• [LISTED RECORDS]
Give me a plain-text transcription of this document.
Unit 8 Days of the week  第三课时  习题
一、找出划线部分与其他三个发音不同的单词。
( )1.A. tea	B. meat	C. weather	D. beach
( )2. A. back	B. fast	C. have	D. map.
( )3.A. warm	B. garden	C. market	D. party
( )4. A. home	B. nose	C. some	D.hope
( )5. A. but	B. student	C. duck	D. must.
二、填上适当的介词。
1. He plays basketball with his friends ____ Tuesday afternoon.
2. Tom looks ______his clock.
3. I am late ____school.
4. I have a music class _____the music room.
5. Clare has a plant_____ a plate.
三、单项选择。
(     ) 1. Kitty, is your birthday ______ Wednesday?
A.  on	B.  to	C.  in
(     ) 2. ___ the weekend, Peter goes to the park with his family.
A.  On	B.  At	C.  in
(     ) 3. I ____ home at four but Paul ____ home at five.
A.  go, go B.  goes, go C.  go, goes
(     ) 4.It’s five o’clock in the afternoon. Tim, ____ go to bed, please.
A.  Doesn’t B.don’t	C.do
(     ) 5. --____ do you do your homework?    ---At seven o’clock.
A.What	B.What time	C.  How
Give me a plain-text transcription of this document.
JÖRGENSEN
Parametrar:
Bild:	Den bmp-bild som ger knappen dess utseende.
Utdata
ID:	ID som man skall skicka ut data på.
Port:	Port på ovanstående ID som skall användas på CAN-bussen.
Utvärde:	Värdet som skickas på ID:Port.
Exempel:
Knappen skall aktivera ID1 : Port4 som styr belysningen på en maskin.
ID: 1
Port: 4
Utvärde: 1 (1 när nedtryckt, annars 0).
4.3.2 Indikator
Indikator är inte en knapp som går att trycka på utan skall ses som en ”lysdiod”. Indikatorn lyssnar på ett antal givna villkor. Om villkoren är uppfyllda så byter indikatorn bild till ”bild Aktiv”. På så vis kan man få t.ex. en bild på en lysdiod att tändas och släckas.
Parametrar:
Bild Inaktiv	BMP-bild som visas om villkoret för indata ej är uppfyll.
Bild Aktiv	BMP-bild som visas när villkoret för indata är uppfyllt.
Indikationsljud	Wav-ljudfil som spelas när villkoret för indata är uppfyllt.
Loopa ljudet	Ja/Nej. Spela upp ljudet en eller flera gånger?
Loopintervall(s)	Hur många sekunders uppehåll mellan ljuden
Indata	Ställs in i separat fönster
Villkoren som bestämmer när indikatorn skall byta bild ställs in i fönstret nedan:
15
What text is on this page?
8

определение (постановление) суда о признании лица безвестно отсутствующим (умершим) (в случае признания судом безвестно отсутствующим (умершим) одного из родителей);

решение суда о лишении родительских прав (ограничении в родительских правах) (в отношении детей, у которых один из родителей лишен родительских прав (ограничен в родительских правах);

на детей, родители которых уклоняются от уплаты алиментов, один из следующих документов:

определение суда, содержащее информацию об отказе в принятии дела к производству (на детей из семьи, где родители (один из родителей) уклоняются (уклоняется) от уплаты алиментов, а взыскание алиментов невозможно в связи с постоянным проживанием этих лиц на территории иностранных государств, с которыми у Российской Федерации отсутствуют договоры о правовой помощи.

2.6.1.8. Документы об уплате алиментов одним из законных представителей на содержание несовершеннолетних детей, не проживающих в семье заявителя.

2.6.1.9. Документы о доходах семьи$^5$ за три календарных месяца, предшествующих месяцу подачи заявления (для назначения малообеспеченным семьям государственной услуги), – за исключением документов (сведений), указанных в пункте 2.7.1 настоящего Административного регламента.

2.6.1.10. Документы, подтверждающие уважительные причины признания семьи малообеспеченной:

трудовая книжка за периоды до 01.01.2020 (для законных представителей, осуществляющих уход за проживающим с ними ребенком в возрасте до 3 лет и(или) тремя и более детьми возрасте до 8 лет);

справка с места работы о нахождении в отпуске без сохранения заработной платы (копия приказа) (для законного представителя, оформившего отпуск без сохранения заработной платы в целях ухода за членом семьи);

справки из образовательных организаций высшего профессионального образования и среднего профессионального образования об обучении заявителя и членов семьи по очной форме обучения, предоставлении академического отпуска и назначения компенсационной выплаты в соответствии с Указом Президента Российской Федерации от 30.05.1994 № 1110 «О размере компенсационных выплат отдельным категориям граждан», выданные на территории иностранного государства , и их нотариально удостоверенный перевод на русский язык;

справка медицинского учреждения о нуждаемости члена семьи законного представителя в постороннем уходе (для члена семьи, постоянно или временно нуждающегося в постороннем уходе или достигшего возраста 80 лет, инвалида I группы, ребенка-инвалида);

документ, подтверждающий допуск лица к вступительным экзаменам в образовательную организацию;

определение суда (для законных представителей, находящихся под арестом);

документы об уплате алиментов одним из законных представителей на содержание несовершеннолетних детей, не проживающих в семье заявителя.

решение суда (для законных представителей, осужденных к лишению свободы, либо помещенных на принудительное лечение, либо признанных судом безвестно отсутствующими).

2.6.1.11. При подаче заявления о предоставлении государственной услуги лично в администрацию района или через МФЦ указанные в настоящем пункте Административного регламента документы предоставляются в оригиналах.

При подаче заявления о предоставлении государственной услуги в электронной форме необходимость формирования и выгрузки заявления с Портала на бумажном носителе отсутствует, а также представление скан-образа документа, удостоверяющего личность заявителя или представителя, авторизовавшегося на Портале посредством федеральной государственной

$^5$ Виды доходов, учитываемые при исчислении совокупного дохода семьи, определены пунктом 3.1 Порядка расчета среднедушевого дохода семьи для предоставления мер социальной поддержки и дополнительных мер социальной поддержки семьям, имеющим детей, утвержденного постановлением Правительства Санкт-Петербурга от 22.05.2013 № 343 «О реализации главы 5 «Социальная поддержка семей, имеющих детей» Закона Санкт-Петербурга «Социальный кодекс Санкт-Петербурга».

• [WORK TO COMPLETE] Calculate how many lines of the material include the string "Административного", and state that number by itself.

• [EXERCISE RESULT] 2